Written request:
Reproduce the following material exactly, including every line.

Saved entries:
## Begin

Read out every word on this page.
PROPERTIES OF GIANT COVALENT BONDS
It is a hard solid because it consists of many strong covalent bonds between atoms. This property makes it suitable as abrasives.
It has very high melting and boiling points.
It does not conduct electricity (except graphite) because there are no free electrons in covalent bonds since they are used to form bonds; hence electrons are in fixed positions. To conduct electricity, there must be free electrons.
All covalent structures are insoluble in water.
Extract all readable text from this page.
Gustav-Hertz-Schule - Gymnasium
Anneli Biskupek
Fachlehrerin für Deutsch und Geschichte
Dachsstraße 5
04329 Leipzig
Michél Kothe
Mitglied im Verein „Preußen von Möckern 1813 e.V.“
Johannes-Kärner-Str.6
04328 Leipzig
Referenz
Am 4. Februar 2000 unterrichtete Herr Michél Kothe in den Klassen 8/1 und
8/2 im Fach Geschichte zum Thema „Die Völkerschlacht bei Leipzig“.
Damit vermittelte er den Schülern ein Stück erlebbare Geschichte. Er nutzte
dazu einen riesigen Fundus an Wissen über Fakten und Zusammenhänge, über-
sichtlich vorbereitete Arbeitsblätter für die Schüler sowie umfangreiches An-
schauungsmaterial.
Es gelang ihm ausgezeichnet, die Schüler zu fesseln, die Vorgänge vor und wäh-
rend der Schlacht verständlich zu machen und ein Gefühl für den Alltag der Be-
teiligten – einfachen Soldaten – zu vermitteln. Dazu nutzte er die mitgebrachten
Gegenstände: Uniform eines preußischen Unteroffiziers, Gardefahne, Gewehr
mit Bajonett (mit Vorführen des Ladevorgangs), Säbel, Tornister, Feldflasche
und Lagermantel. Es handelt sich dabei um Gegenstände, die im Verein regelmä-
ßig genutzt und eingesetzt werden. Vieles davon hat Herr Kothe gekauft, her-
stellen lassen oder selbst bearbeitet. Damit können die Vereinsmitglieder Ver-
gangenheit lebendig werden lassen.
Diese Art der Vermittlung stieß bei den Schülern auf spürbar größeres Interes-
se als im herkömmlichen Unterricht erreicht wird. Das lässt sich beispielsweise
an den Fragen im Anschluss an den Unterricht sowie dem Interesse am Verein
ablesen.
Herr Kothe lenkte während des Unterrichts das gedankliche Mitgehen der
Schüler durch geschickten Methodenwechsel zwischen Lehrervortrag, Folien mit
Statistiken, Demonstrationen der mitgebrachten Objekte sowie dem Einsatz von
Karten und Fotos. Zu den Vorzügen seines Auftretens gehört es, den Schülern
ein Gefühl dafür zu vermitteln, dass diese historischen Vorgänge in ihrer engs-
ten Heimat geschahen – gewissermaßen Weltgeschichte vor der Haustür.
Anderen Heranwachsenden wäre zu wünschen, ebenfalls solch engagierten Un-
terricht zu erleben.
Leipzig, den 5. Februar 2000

## End

Response to this task:
Read out every word on this page.
PROPERTIES OF GIANT COVALENT BONDS
It is a hard solid because it consists of many strong covalent bonds between atoms. This property makes it suitable as abrasives.
It has very high melting and boiling points.
It does not conduct electricity (except graphite) because there are no free electrons in covalent bonds since they are used to form bonds; hence electrons are in fixed positions. To conduct electricity, there must be free electrons.
All covalent structures are insoluble in water.
Extract all readable text from this page.
Gustav-Hertz-Schule - Gymnasium
Anneli Biskupek
Fachlehrerin für Deutsch und Geschichte
Dachsstraße 5
04329 Leipzig
Michél Kothe
Mitglied im Verein „Preußen von Möckern 1813 e.V.“
Johannes-Kärner-Str.6
04328 Leipzig
Referenz
Am 4. Februar 2000 unterrichtete Herr Michél Kothe in den Klassen 8/1 und
8/2 im Fach Geschichte zum Thema „Die Völkerschlacht bei Leipzig“.
Damit vermittelte er den Schülern ein Stück erlebbare Geschichte. Er nutzte
dazu einen riesigen Fundus an Wissen über Fakten und Zusammenhänge, über-
sichtlich vorbereitete Arbeitsblätter für die Schüler sowie umfangreiches An-
schauungsmaterial.
Es gelang ihm ausgezeichnet, die Schüler zu fesseln, die Vorgänge vor und wäh-
rend der Schlacht verständlich zu machen und ein Gefühl für den Alltag der Be-
teiligten – einfachen Soldaten – zu vermitteln. Dazu nutzte er die mitgebrachten
Gegenstände: Uniform eines preußischen Unteroffiziers, Gardefahne, Gewehr
mit Bajonett (mit Vorführen des Ladevorgangs), Säbel, Tornister, Feldflasche
und Lagermantel. Es handelt sich dabei um Gegenstände, die im Verein regelmä-
ßig genutzt und eingesetzt werden. Vieles davon hat Herr Kothe gekauft, her-
stellen lassen oder selbst bearbeitet. Damit können die Vereinsmitglieder Ver-
gangenheit lebendig werden lassen.
Diese Art der Vermittlung stieß bei den Schülern auf spürbar größeres Interes-
se als im herkömmlichen Unterricht erreicht wird. Das lässt sich beispielsweise
an den Fragen im Anschluss an den Unterricht sowie dem Interesse am Verein
ablesen.
Herr Kothe lenkte während des Unterrichts das gedankliche Mitgehen der
Schüler durch geschickten Methodenwechsel zwischen Lehrervortrag, Folien mit
Statistiken, Demonstrationen der mitgebrachten Objekte sowie dem Einsatz von
Karten und Fotos. Zu den Vorzügen seines Auftretens gehört es, den Schülern
ein Gefühl dafür zu vermitteln, dass diese historischen Vorgänge in ihrer engs-
ten Heimat geschahen – gewissermaßen Weltgeschichte vor der Haustür.
Anderen Heranwachsenden wäre zu wünschen, ebenfalls solch engagierten Un-
terricht zu erleben.
Leipzig, den 5. Februar 2000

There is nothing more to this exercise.